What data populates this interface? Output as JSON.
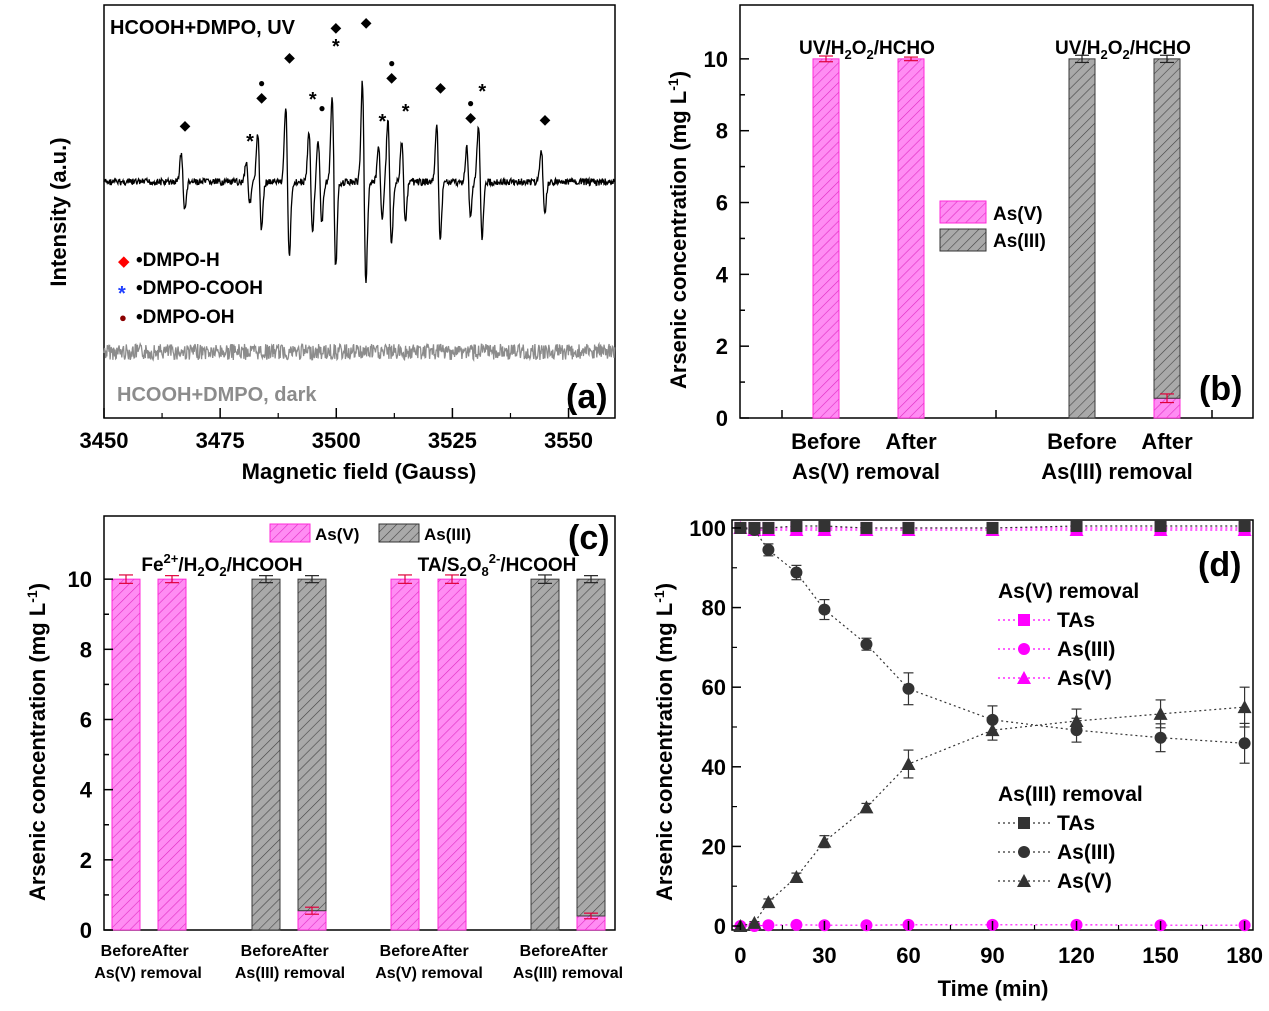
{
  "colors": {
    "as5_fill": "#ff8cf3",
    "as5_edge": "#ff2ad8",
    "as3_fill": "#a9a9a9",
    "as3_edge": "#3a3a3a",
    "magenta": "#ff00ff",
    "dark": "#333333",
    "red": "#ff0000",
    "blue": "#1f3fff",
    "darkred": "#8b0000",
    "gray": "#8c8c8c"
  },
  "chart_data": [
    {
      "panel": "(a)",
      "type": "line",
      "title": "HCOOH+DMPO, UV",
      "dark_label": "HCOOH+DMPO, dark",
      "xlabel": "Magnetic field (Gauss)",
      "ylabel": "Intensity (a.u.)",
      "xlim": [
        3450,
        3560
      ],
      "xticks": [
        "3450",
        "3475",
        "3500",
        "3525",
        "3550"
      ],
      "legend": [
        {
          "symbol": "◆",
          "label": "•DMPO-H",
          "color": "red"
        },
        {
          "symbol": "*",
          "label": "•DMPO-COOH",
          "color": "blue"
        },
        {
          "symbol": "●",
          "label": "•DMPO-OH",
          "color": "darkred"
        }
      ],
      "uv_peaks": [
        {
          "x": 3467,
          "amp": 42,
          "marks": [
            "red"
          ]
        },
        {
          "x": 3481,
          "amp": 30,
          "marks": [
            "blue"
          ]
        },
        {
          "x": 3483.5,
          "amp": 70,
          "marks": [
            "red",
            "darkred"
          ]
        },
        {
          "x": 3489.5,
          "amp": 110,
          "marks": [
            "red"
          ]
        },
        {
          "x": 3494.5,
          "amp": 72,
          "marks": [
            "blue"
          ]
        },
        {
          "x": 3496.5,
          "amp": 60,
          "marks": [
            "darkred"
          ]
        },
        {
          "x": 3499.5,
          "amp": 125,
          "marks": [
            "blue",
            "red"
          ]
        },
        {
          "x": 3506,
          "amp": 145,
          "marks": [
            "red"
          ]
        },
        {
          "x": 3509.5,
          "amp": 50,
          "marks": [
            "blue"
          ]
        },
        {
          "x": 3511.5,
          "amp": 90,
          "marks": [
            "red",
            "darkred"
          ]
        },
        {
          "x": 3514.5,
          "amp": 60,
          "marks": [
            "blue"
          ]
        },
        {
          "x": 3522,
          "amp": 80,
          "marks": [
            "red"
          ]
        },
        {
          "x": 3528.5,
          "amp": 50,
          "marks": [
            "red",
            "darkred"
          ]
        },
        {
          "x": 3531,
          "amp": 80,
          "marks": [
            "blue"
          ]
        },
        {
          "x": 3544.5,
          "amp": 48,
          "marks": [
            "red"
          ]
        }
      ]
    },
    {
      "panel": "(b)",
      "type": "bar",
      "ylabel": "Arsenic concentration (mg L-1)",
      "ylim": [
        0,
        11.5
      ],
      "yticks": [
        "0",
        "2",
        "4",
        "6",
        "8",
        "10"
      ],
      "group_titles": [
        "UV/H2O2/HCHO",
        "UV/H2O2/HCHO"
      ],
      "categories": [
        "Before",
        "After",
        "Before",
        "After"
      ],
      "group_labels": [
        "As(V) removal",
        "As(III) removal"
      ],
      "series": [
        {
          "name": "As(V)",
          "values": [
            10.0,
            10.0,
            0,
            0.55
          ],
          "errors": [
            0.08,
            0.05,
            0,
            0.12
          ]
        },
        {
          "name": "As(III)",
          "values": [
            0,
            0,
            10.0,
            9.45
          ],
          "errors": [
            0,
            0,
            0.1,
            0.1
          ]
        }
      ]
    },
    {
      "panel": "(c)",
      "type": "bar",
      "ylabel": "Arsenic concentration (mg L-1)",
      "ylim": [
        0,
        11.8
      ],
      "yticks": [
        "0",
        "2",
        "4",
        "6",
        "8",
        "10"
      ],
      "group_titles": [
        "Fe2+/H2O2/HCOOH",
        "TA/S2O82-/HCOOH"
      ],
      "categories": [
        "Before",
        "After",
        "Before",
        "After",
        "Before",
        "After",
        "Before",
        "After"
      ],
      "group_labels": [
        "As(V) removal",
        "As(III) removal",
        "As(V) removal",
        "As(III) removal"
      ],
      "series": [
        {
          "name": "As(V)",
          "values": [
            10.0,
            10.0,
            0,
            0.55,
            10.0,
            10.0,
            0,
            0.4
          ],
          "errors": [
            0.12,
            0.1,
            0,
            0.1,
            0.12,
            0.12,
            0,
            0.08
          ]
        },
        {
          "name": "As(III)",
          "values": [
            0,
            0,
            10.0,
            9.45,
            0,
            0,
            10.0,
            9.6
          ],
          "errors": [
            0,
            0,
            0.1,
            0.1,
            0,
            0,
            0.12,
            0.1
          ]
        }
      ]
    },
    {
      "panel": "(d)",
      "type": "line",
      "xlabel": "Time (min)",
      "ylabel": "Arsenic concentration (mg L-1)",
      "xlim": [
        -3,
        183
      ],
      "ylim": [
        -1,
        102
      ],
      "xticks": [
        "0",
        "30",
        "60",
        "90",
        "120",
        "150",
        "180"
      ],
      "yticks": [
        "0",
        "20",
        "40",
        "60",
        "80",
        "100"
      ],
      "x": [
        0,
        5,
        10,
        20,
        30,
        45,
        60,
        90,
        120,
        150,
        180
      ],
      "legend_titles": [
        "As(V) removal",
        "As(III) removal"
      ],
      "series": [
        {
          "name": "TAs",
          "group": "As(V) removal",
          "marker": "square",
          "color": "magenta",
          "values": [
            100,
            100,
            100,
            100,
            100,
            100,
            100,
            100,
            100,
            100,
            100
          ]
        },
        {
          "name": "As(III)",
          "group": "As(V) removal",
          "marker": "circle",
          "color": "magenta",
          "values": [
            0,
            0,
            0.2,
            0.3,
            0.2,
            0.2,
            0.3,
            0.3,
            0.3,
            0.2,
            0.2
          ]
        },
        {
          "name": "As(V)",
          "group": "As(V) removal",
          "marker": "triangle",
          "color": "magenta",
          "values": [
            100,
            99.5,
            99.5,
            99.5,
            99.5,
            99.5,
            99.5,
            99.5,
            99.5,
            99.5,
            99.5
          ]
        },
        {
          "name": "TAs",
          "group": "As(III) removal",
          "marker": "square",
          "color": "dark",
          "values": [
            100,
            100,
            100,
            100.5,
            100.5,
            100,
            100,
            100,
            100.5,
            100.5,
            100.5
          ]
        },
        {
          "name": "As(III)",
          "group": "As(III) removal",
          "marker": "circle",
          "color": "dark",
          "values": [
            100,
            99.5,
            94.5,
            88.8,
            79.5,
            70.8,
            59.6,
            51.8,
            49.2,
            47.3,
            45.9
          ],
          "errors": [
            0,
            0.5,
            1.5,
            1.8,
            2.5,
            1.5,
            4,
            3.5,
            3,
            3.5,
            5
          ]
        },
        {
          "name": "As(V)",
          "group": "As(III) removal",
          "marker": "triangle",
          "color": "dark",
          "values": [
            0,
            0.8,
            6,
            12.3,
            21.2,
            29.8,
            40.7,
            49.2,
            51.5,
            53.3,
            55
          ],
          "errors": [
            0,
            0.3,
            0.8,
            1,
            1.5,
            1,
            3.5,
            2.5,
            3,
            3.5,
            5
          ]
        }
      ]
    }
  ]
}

--

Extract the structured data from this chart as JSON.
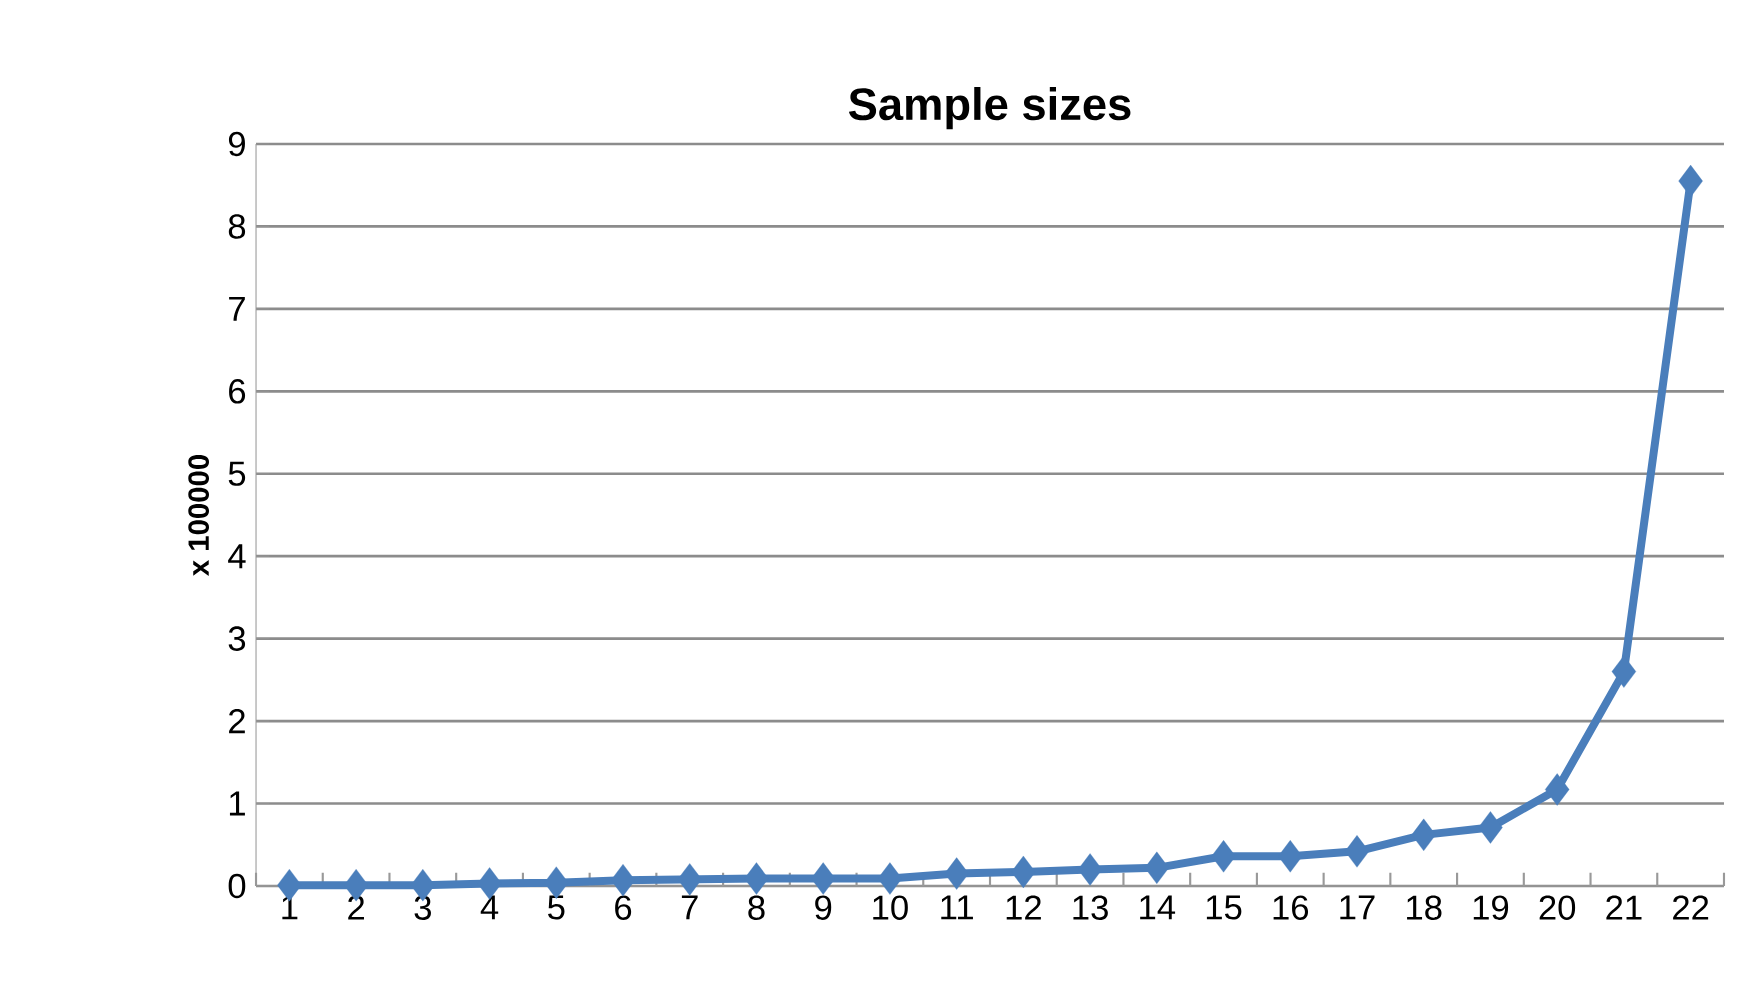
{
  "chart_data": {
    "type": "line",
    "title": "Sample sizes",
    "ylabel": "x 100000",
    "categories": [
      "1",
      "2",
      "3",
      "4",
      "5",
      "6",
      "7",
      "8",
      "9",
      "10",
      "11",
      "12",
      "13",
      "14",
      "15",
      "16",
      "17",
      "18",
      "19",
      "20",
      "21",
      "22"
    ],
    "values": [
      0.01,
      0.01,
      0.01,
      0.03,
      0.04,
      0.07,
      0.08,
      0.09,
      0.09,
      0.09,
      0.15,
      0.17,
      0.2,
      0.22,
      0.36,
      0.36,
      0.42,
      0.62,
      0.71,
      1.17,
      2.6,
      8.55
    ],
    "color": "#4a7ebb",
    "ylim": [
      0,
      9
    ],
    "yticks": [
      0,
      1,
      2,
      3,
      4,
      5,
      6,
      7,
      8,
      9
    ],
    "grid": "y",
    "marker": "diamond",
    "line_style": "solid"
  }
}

--- Short task ---
Write out every line of the data that holds the word "JSON".

--- The output ---
What data populates this interface? Output as JSON.
Extract the structured data from this chart as JSON.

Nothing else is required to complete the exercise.